◆ Aim ◆
Omit every picture, then give all the entries again exactly.

◆ Records for processing ◆
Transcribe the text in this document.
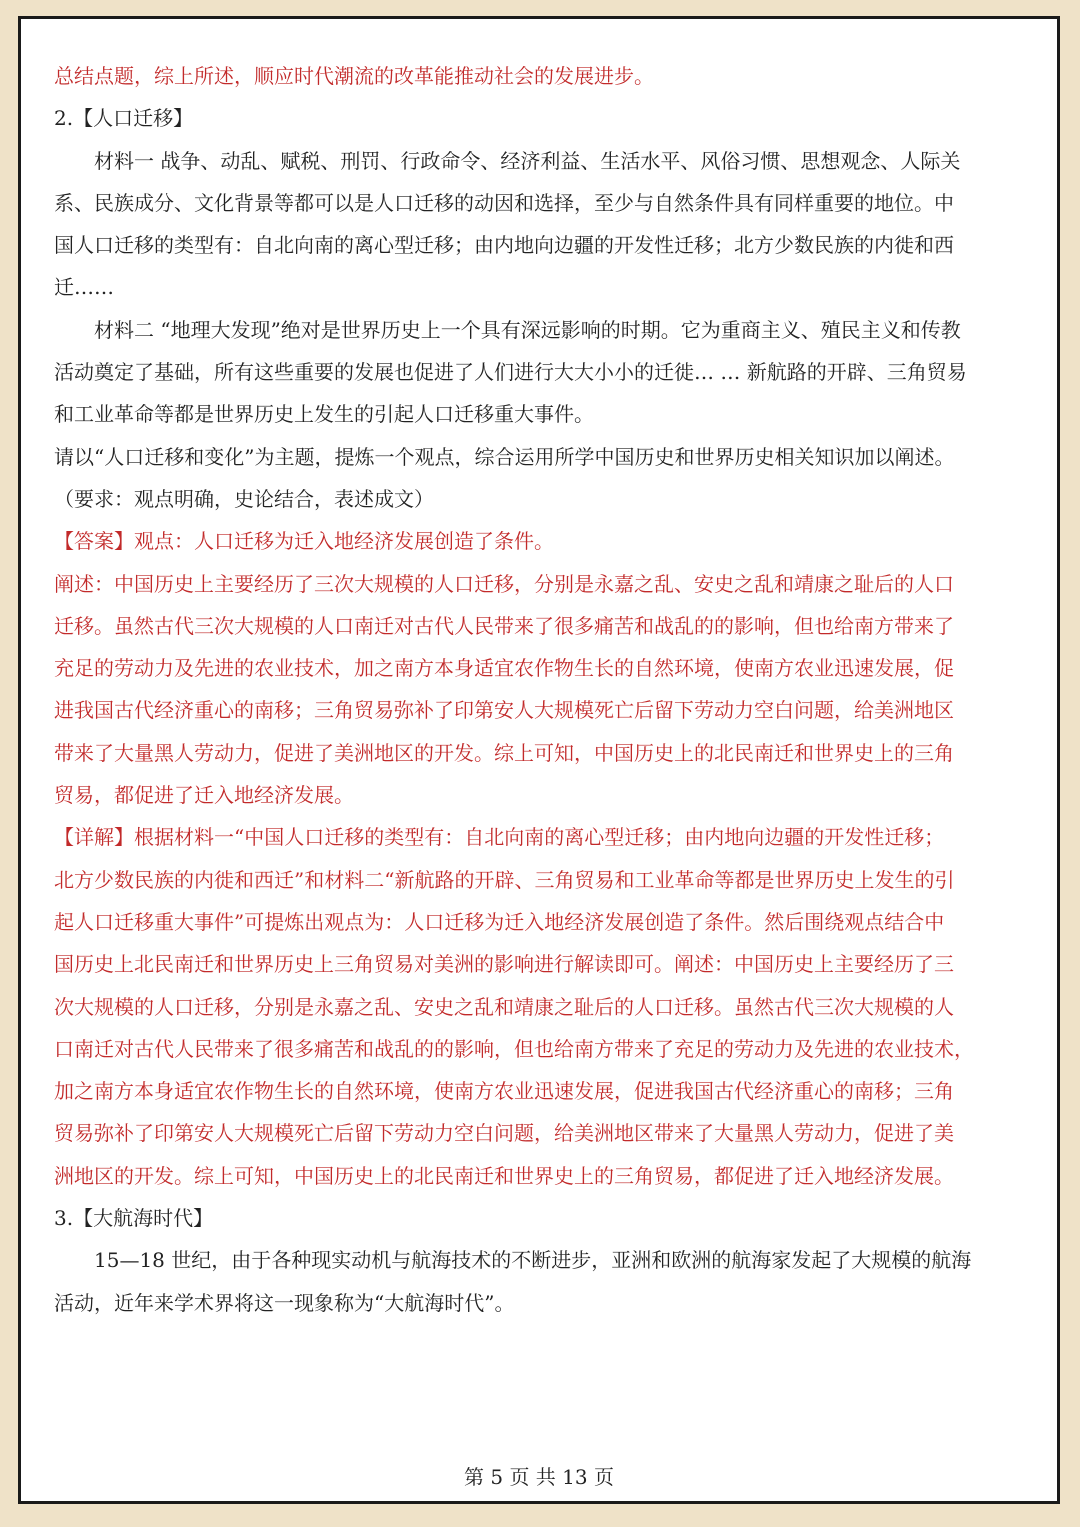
总结点题，综上所述，顺应时代潮流的改革能推动社会的发展进步。
2.【人口迁移】
材料一 战争、动乱、赋税、刑罚、行政命令、经济利益、生活水平、风俗习惯、思想观念、人际关
系、民族成分、文化背景等都可以是人口迁移的动因和选择，至少与自然条件具有同样重要的地位。中
国人口迁移的类型有：自北向南的离心型迁移；由内地向边疆的开发性迁移；北方少数民族的内徙和西
迁……
材料二 “地理大发现”绝对是世界历史上一个具有深远影响的时期。它为重商主义、殖民主义和传教
活动奠定了基础，所有这些重要的发展也促进了人们进行大大小小的迁徙… … 新航路的开辟、三角贸易
和工业革命等都是世界历史上发生的引起人口迁移重大事件。
请以“人口迁移和变化”为主题，提炼一个观点，综合运用所学中国历史和世界历史相关知识加以阐述。
（要求：观点明确，史论结合，表述成文）
【答案】观点：人口迁移为迁入地经济发展创造了条件。
阐述：中国历史上主要经历了三次大规模的人口迁移，分别是永嘉之乱、安史之乱和靖康之耻后的人口
迁移。虽然古代三次大规模的人口南迁对古代人民带来了很多痛苦和战乱的的影响，但也给南方带来了
充足的劳动力及先进的农业技术，加之南方本身适宜农作物生长的自然环境，使南方农业迅速发展，促
进我国古代经济重心的南移；三角贸易弥补了印第安人大规模死亡后留下劳动力空白问题，给美洲地区
带来了大量黑人劳动力，促进了美洲地区的开发。综上可知，中国历史上的北民南迁和世界史上的三角
贸易，都促进了迁入地经济发展。
【详解】根据材料一“中国人口迁移的类型有：自北向南的离心型迁移；由内地向边疆的开发性迁移；
北方少数民族的内徙和西迁”和材料二“新航路的开辟、三角贸易和工业革命等都是世界历史上发生的引
起人口迁移重大事件”可提炼出观点为：人口迁移为迁入地经济发展创造了条件。然后围绕观点结合中
国历史上北民南迁和世界历史上三角贸易对美洲的影响进行解读即可。阐述：中国历史上主要经历了三
次大规模的人口迁移，分别是永嘉之乱、安史之乱和靖康之耻后的人口迁移。虽然古代三次大规模的人
口南迁对古代人民带来了很多痛苦和战乱的的影响，但也给南方带来了充足的劳动力及先进的农业技术，
加之南方本身适宜农作物生长的自然环境，使南方农业迅速发展，促进我国古代经济重心的南移；三角
贸易弥补了印第安人大规模死亡后留下劳动力空白问题，给美洲地区带来了大量黑人劳动力，促进了美
洲地区的开发。综上可知，中国历史上的北民南迁和世界史上的三角贸易，都促进了迁入地经济发展。
3.【大航海时代】
15—18 世纪，由于各种现实动机与航海技术的不断进步，亚洲和欧洲的航海家发起了大规模的航海
活动，近年来学术界将这一现象称为“大航海时代”。
第 5 页 共 13 页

◆ Answer to the problem ◆
Transcribe the text in this document.
总结点题，综上所述，顺应时代潮流的改革能推动社会的发展进步。
2.【人口迁移】
材料一 战争、动乱、赋税、刑罚、行政命令、经济利益、生活水平、风俗习惯、思想观念、人际关
系、民族成分、文化背景等都可以是人口迁移的动因和选择，至少与自然条件具有同样重要的地位。中
国人口迁移的类型有：自北向南的离心型迁移；由内地向边疆的开发性迁移；北方少数民族的内徙和西
迁……
材料二 “地理大发现”绝对是世界历史上一个具有深远影响的时期。它为重商主义、殖民主义和传教
活动奠定了基础，所有这些重要的发展也促进了人们进行大大小小的迁徙… … 新航路的开辟、三角贸易
和工业革命等都是世界历史上发生的引起人口迁移重大事件。
请以“人口迁移和变化”为主题，提炼一个观点，综合运用所学中国历史和世界历史相关知识加以阐述。
（要求：观点明确，史论结合，表述成文）
【答案】观点：人口迁移为迁入地经济发展创造了条件。
阐述：中国历史上主要经历了三次大规模的人口迁移，分别是永嘉之乱、安史之乱和靖康之耻后的人口
迁移。虽然古代三次大规模的人口南迁对古代人民带来了很多痛苦和战乱的的影响，但也给南方带来了
充足的劳动力及先进的农业技术，加之南方本身适宜农作物生长的自然环境，使南方农业迅速发展，促
进我国古代经济重心的南移；三角贸易弥补了印第安人大规模死亡后留下劳动力空白问题，给美洲地区
带来了大量黑人劳动力，促进了美洲地区的开发。综上可知，中国历史上的北民南迁和世界史上的三角
贸易，都促进了迁入地经济发展。
【详解】根据材料一“中国人口迁移的类型有：自北向南的离心型迁移；由内地向边疆的开发性迁移；
北方少数民族的内徙和西迁”和材料二“新航路的开辟、三角贸易和工业革命等都是世界历史上发生的引
起人口迁移重大事件”可提炼出观点为：人口迁移为迁入地经济发展创造了条件。然后围绕观点结合中
国历史上北民南迁和世界历史上三角贸易对美洲的影响进行解读即可。阐述：中国历史上主要经历了三
次大规模的人口迁移，分别是永嘉之乱、安史之乱和靖康之耻后的人口迁移。虽然古代三次大规模的人
口南迁对古代人民带来了很多痛苦和战乱的的影响，但也给南方带来了充足的劳动力及先进的农业技术，
加之南方本身适宜农作物生长的自然环境，使南方农业迅速发展，促进我国古代经济重心的南移；三角
贸易弥补了印第安人大规模死亡后留下劳动力空白问题，给美洲地区带来了大量黑人劳动力，促进了美
洲地区的开发。综上可知，中国历史上的北民南迁和世界史上的三角贸易，都促进了迁入地经济发展。
3.【大航海时代】
15—18 世纪，由于各种现实动机与航海技术的不断进步，亚洲和欧洲的航海家发起了大规模的航海
活动，近年来学术界将这一现象称为“大航海时代”。
第 5 页 共 13 页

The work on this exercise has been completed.